Out of the lines below, please list those that hold the string "double".

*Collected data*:
-=-=-=-=-

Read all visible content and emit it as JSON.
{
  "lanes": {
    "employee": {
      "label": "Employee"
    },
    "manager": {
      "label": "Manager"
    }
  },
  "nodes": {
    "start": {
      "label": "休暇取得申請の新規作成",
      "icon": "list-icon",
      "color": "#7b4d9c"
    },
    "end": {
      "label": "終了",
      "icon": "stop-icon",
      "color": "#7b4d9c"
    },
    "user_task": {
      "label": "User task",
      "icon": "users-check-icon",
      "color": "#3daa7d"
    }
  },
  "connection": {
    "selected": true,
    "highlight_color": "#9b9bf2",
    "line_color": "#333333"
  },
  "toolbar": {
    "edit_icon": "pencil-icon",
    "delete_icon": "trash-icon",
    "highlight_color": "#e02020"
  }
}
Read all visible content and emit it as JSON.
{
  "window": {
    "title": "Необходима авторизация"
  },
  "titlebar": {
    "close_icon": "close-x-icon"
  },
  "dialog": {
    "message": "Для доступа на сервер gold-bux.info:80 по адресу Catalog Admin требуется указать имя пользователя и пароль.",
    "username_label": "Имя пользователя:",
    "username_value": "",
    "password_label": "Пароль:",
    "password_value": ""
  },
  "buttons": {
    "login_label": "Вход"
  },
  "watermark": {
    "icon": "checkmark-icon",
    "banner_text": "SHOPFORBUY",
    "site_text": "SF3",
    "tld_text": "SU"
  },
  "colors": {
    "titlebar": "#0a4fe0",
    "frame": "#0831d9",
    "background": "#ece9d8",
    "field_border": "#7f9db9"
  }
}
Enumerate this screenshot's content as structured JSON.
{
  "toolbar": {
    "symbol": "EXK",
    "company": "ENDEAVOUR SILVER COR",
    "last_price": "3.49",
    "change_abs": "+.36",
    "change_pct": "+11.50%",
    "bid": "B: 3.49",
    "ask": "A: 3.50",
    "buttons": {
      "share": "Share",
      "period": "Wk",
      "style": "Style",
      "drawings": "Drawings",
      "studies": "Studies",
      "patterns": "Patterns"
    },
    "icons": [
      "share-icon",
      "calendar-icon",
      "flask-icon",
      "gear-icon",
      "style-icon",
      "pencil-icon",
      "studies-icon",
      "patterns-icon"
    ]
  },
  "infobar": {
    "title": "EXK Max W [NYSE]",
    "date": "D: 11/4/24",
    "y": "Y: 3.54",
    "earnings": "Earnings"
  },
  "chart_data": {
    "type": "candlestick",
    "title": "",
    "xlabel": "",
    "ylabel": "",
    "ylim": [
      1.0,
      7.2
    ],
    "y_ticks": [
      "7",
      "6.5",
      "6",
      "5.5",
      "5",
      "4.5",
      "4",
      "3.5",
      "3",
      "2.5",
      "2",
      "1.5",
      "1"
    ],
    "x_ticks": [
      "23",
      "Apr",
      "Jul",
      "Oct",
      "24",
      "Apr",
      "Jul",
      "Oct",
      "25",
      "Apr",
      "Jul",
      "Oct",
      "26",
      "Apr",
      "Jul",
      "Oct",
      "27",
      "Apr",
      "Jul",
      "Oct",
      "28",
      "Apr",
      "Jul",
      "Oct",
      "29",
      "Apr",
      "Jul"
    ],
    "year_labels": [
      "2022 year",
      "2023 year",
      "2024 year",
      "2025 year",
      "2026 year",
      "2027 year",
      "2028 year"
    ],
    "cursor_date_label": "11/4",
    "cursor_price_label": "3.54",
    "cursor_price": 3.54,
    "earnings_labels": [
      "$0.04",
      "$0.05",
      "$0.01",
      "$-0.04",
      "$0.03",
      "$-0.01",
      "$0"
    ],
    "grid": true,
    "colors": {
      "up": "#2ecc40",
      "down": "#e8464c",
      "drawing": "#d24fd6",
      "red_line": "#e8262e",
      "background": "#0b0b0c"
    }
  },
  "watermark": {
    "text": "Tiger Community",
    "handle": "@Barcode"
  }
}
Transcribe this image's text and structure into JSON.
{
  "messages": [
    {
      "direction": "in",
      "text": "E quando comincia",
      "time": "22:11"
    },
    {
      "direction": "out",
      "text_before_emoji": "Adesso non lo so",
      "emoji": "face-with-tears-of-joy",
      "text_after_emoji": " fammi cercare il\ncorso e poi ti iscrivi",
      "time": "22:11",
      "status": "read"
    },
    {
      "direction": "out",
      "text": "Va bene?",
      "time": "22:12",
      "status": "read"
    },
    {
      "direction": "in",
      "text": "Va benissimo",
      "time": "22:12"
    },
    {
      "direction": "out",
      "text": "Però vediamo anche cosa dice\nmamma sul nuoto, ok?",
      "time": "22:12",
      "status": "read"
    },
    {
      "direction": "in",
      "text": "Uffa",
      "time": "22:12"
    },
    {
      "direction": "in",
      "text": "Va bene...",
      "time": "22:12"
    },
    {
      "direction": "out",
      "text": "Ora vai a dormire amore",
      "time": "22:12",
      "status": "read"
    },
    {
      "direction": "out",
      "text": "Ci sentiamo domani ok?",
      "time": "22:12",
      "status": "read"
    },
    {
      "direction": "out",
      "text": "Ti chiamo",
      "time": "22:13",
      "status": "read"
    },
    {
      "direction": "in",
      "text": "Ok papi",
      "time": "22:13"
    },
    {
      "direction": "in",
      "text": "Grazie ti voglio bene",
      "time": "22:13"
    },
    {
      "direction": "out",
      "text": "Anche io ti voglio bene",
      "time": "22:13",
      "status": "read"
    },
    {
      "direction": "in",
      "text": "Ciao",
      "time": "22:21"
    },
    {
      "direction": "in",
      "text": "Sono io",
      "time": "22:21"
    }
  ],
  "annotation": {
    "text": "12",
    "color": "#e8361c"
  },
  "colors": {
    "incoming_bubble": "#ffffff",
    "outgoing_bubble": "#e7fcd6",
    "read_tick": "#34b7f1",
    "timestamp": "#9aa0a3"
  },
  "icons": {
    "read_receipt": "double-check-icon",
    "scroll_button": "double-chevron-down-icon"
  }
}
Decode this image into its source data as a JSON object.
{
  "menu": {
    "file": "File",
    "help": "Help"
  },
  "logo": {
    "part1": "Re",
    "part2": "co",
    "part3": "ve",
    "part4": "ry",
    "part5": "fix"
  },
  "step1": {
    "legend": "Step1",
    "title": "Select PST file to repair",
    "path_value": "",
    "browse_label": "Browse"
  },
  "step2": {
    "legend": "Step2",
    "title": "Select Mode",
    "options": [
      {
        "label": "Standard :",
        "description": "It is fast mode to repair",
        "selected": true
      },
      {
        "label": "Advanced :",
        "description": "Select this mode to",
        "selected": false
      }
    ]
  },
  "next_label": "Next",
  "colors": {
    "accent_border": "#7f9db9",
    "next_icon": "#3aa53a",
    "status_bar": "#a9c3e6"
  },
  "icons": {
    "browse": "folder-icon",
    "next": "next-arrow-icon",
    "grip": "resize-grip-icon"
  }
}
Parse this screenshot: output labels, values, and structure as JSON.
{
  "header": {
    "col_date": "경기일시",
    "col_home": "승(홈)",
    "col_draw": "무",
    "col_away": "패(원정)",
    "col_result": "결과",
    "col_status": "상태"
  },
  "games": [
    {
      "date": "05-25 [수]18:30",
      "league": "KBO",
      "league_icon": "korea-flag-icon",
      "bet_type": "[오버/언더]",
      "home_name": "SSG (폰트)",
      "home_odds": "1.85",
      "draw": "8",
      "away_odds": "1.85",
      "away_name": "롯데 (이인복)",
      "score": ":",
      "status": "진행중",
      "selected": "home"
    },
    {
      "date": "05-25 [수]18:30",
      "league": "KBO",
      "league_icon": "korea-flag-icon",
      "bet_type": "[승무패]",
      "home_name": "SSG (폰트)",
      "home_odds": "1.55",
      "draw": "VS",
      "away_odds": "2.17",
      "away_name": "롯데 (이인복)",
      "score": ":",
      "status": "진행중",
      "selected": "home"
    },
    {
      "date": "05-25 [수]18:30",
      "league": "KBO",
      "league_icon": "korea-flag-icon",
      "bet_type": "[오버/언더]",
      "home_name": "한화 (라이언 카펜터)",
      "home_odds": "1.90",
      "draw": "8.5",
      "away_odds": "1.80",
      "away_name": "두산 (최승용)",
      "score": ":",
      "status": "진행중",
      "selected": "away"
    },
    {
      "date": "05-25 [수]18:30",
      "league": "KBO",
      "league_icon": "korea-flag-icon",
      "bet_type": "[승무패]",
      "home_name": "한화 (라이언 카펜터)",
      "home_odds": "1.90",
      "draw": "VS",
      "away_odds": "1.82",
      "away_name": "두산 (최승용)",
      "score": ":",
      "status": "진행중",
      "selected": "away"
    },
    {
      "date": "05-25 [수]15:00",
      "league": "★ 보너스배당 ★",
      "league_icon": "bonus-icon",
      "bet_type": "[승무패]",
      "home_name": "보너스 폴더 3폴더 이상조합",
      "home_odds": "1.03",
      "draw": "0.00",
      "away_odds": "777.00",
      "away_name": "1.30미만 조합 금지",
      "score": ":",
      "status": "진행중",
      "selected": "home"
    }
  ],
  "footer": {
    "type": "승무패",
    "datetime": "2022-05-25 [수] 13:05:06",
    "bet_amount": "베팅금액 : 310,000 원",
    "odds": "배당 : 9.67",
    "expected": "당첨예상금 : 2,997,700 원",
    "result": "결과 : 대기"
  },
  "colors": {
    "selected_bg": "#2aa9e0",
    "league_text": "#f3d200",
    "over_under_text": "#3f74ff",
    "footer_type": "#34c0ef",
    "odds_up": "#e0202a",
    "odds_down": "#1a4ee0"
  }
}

-=-=-=-=-

*SOLUTION*:
    "read_receipt": "double-check-icon",
    "scroll_button": "double-chevron-down-icon"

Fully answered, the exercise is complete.